## Short exercise
Tally the lines of the listing that contain the string "myös". Give the number and nothing else.

## Data provided

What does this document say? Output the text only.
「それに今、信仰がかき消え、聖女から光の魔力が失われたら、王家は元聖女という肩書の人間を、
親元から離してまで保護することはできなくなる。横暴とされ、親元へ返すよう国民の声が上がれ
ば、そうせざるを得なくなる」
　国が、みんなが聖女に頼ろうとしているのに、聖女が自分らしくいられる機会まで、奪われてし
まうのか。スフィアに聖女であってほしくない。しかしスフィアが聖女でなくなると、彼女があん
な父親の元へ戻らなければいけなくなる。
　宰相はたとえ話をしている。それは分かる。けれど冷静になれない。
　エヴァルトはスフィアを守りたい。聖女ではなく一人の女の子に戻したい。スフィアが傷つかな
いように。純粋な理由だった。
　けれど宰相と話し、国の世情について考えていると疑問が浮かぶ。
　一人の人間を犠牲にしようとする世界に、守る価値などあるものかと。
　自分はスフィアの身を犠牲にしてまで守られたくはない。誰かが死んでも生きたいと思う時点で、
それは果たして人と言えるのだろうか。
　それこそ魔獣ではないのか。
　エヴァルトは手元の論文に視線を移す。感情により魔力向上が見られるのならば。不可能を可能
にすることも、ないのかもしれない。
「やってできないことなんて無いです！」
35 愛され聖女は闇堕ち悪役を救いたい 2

* * *

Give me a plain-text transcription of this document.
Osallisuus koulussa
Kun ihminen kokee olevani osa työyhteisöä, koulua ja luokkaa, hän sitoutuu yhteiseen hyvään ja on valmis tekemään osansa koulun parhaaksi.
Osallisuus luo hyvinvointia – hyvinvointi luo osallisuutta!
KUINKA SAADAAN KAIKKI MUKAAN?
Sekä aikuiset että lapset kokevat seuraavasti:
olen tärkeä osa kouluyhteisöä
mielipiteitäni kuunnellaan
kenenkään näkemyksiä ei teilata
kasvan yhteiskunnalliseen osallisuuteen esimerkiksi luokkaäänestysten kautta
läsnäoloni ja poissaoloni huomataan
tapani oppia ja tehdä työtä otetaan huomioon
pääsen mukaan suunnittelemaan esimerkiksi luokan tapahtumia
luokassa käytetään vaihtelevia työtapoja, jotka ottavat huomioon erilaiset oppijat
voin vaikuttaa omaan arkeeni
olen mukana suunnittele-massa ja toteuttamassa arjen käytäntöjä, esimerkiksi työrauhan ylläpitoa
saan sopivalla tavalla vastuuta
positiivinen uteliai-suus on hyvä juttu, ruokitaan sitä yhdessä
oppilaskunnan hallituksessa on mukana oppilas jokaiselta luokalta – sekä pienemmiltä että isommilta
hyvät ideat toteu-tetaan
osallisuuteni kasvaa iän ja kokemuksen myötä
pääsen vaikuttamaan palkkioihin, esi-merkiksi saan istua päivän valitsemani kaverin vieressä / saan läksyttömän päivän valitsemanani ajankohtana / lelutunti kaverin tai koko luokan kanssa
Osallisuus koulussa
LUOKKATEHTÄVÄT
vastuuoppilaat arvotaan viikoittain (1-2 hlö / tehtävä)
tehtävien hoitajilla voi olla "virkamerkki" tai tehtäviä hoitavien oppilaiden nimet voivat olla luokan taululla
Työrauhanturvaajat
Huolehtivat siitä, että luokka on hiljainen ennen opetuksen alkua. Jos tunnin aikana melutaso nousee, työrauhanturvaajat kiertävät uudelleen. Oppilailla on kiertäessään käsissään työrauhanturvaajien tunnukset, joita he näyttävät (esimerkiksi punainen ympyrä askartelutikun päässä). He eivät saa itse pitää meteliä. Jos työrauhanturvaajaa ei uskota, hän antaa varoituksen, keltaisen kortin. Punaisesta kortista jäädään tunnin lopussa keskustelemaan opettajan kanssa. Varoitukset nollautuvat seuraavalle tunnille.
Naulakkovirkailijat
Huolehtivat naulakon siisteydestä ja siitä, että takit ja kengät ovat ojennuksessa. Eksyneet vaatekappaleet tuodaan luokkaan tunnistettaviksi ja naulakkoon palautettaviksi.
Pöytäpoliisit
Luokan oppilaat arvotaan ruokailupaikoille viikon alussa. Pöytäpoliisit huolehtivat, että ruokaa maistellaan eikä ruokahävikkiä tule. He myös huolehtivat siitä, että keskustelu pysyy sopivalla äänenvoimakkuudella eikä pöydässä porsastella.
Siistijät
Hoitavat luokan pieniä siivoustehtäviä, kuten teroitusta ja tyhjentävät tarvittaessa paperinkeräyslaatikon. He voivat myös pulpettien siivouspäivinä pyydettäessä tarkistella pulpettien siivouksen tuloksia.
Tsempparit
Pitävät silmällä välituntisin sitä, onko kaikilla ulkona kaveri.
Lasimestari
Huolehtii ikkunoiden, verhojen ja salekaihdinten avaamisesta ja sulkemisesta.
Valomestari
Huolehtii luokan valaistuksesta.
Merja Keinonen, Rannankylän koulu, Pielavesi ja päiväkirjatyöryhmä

* * *

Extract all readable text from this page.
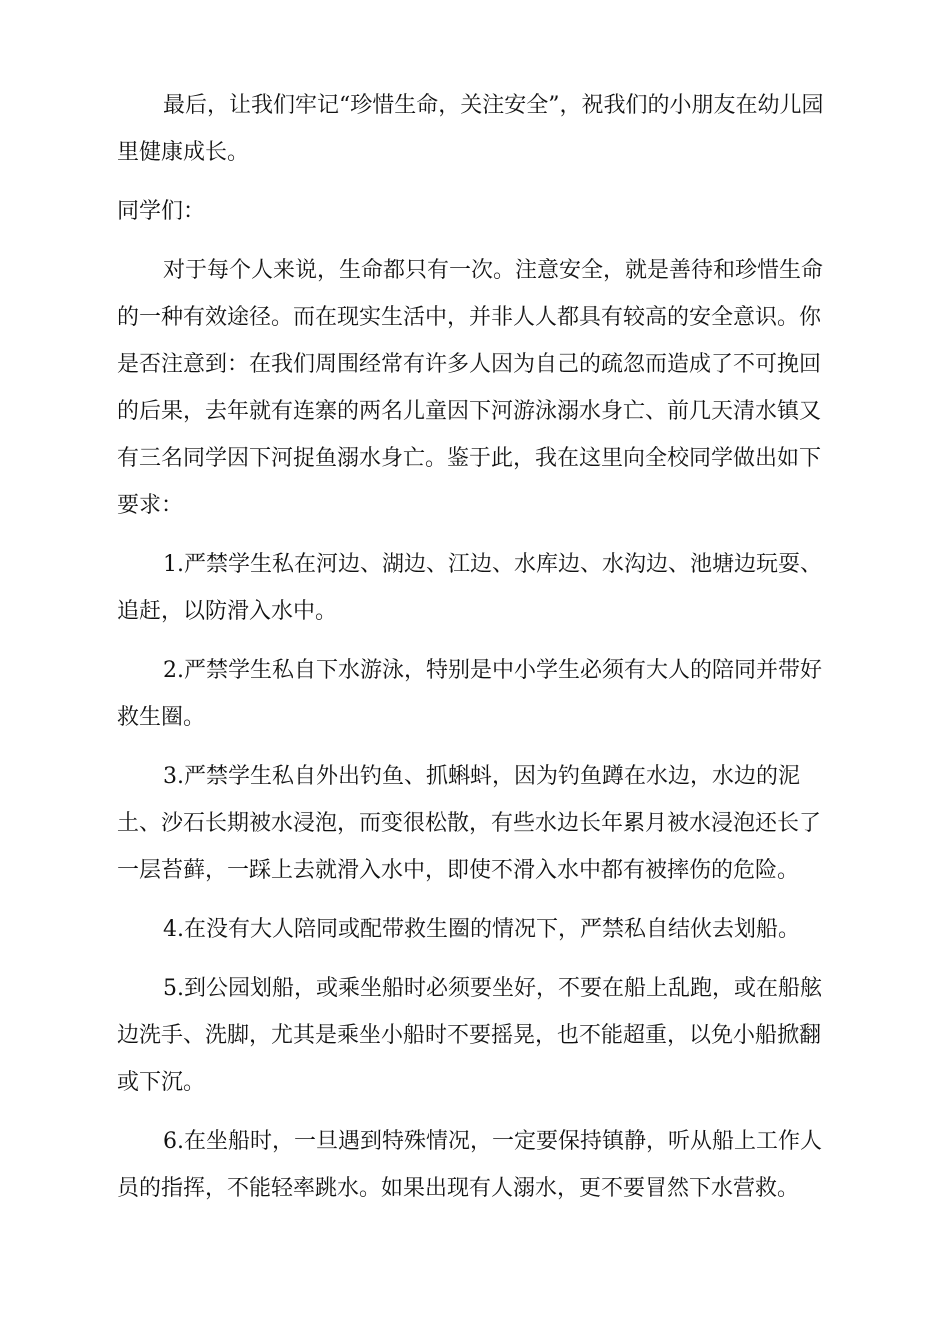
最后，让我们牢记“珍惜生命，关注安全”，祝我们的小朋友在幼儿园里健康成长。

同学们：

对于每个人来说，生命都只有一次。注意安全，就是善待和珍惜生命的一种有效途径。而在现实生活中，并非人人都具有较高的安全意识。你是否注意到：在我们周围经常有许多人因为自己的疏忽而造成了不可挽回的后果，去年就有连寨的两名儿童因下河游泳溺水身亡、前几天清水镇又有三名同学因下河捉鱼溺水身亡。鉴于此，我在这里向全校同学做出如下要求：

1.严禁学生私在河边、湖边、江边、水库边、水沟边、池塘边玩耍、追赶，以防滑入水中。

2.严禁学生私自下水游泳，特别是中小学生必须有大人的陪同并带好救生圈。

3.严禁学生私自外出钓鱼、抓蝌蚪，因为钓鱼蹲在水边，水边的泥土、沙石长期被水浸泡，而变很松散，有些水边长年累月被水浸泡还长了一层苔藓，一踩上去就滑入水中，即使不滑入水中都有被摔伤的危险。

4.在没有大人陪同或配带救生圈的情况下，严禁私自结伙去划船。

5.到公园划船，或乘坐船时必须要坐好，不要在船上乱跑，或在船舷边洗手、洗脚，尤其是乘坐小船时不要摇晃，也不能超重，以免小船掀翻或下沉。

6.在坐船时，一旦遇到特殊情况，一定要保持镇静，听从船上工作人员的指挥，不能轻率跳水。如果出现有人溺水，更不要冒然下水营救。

## Final result
2